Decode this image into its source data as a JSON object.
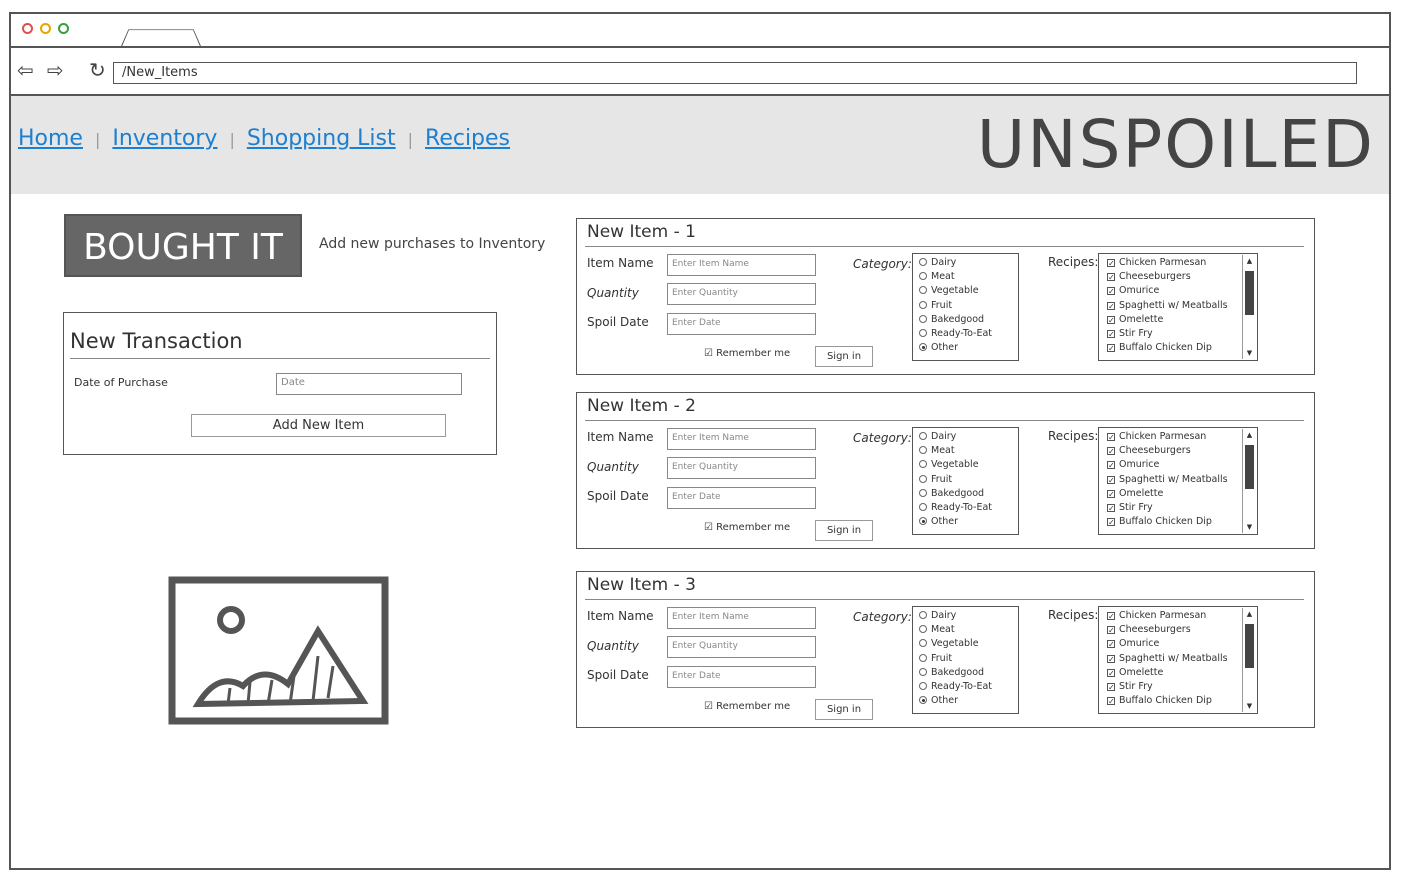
{
  "url": "/New_Items",
  "nav": {
    "home": "Home",
    "inventory": "Inventory",
    "shopping_list": "Shopping List",
    "recipes": "Recipes",
    "sep": "|"
  },
  "logo": "UNSPOILED",
  "hero": {
    "button": "BOUGHT IT",
    "subtitle": "Add new purchases to Inventory"
  },
  "transaction": {
    "title": "New Transaction",
    "date_label": "Date of Purchase",
    "date_placeholder": "Date",
    "add_button": "Add New Item"
  },
  "item_form": {
    "name_label": "Item Name",
    "name_placeholder": "Enter Item Name",
    "qty_label": "Quantity",
    "qty_placeholder": "Enter Quantity",
    "spoil_label": "Spoil Date",
    "spoil_placeholder": "Enter Date",
    "remember": "Remember me",
    "signin": "Sign in",
    "category_label": "Category:",
    "categories": [
      "Dairy",
      "Meat",
      "Vegetable",
      "Fruit",
      "Bakedgood",
      "Ready-To-Eat",
      "Other"
    ],
    "selected_category": "Other",
    "recipes_label": "Recipes:",
    "recipes": [
      "Chicken Parmesan",
      "Cheeseburgers",
      "Omurice",
      "Spaghetti w/ Meatballs",
      "Omelette",
      "Stir Fry",
      "Buffalo Chicken Dip"
    ]
  },
  "items": [
    {
      "title": "New Item - 1"
    },
    {
      "title": "New Item - 2"
    },
    {
      "title": "New Item - 3"
    }
  ]
}
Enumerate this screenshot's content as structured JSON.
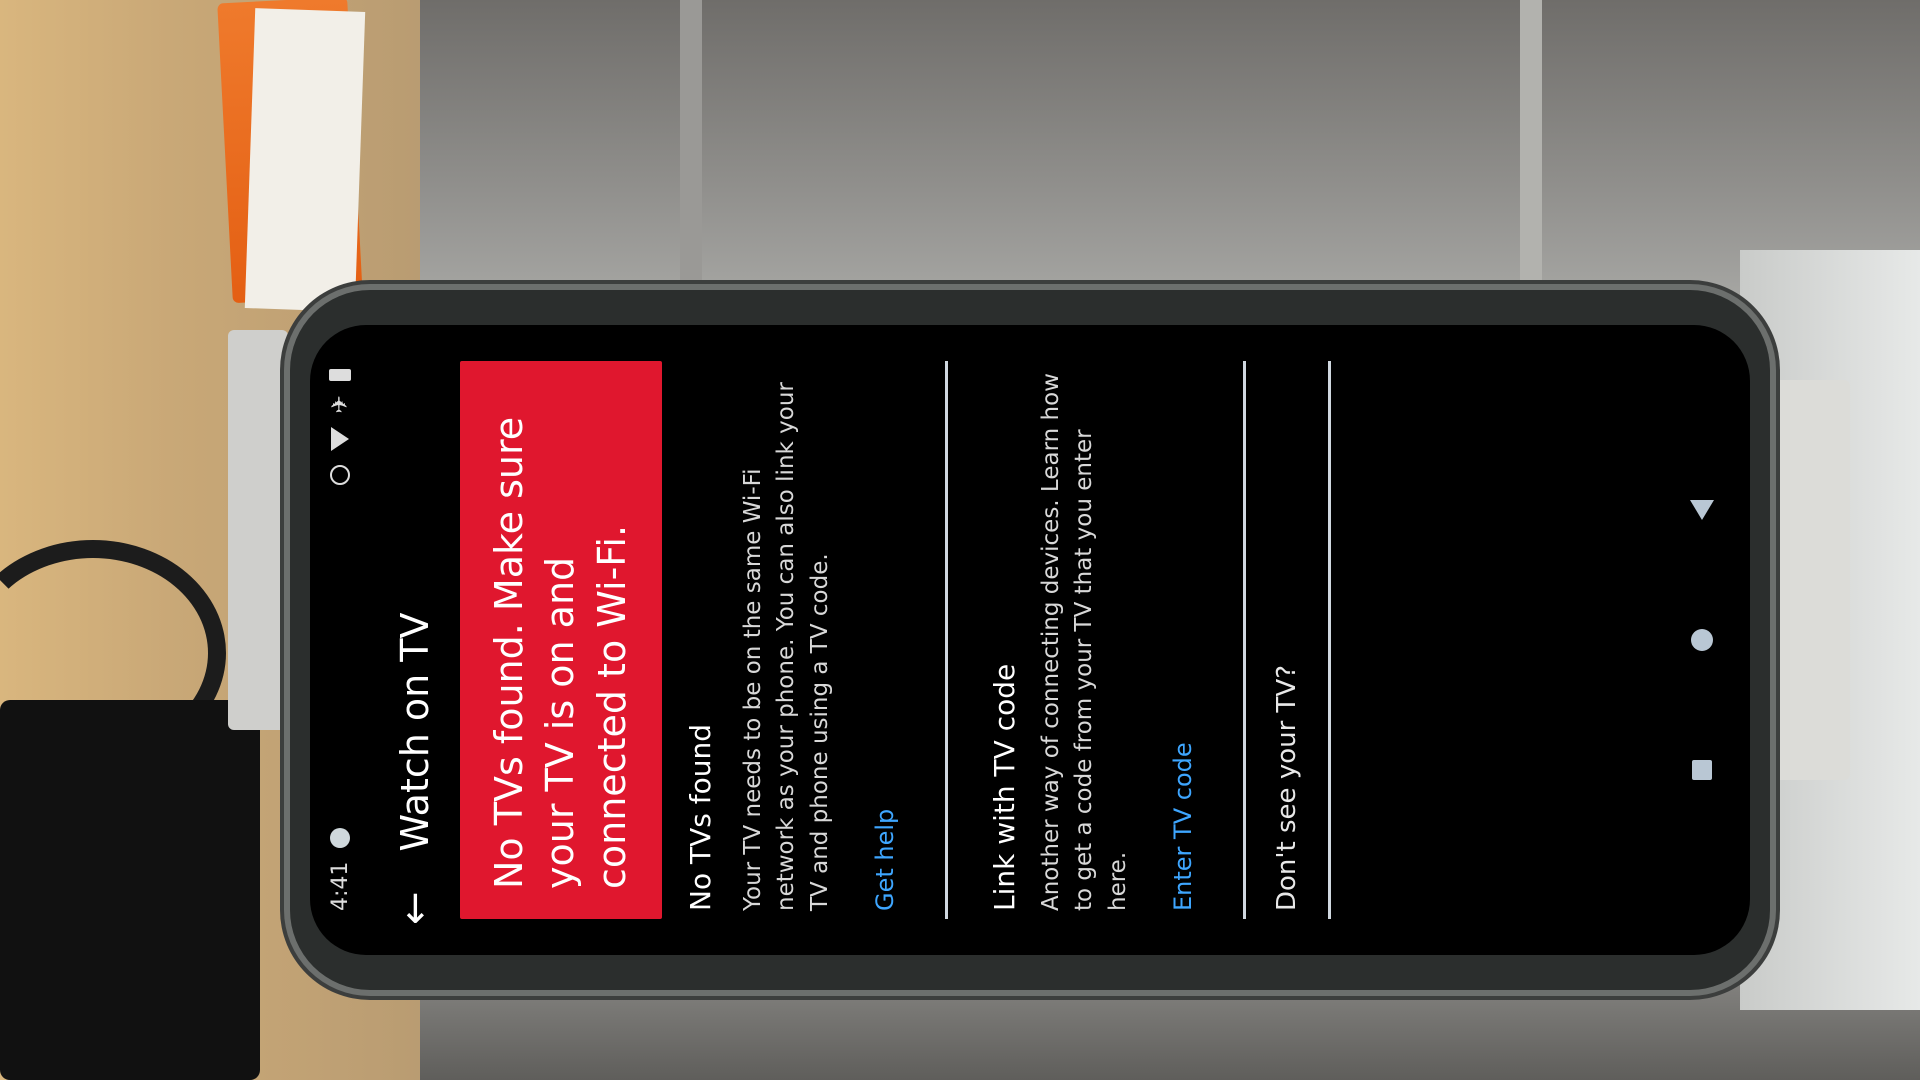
{
  "status_bar": {
    "time": "4:41"
  },
  "app_bar": {
    "title": "Watch on TV"
  },
  "banner": {
    "text": "No TVs found. Make sure your TV is on and connected to Wi-Fi.",
    "color": "#e0172e"
  },
  "no_tvs": {
    "heading": "No TVs found",
    "body": "Your TV needs to be on the same Wi-Fi network as your phone. You can also link your TV and phone using a TV code.",
    "link": "Get help"
  },
  "tv_code": {
    "heading": "Link with TV code",
    "body": "Another way of connecting devices. Learn how to get a code from your TV that you enter here.",
    "link": "Enter TV code"
  },
  "dont_see": {
    "text": "Don't see your TV?"
  },
  "icons": {
    "back": "back-arrow-icon",
    "nav_back": "nav-back-icon",
    "nav_home": "nav-home-icon",
    "nav_recents": "nav-recents-icon"
  },
  "colors": {
    "link": "#3ea6ff",
    "screen_background": "#000000"
  }
}
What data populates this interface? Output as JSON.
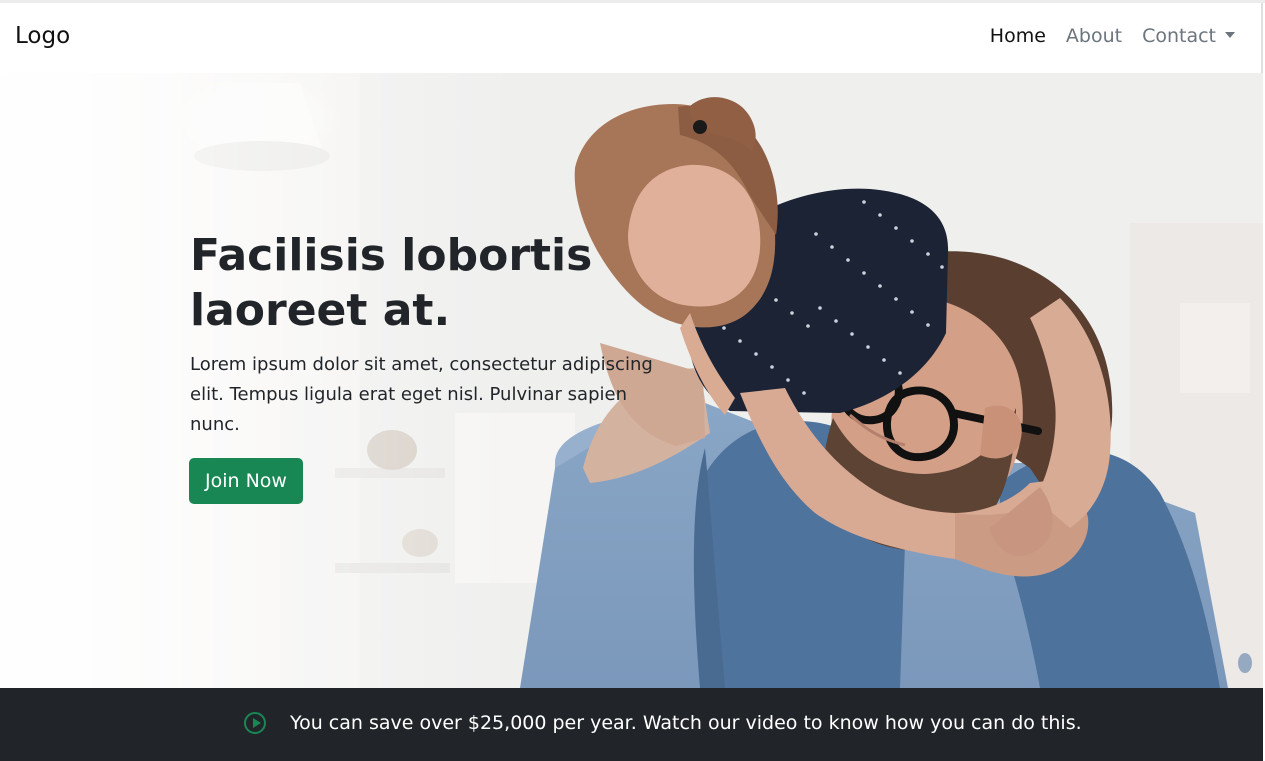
{
  "navbar": {
    "logo": "Logo",
    "items": [
      {
        "label": "Home",
        "active": true
      },
      {
        "label": "About",
        "active": false
      },
      {
        "label": "Contact",
        "active": false,
        "has_dropdown": true
      }
    ]
  },
  "hero": {
    "title": "Facilisis lobortis laoreet at.",
    "text": "Lorem ipsum dolor sit amet, consectetur adipiscing elit. Tempus ligula erat eget nisl. Pulvinar sapien nunc.",
    "button_label": "Join Now"
  },
  "promo": {
    "icon": "play-circle-icon",
    "text": "You can save over $25,000 per year. Watch our video to know how you can do this."
  },
  "colors": {
    "accent": "#198754",
    "footer_bg": "#212529"
  }
}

> _Written problem_
Lines that hold the word "data" are the ones to return, every one of them.

> _Written answer_
Decode this image into its source data as a JSON object.
What data populates this interface? Output as JSON.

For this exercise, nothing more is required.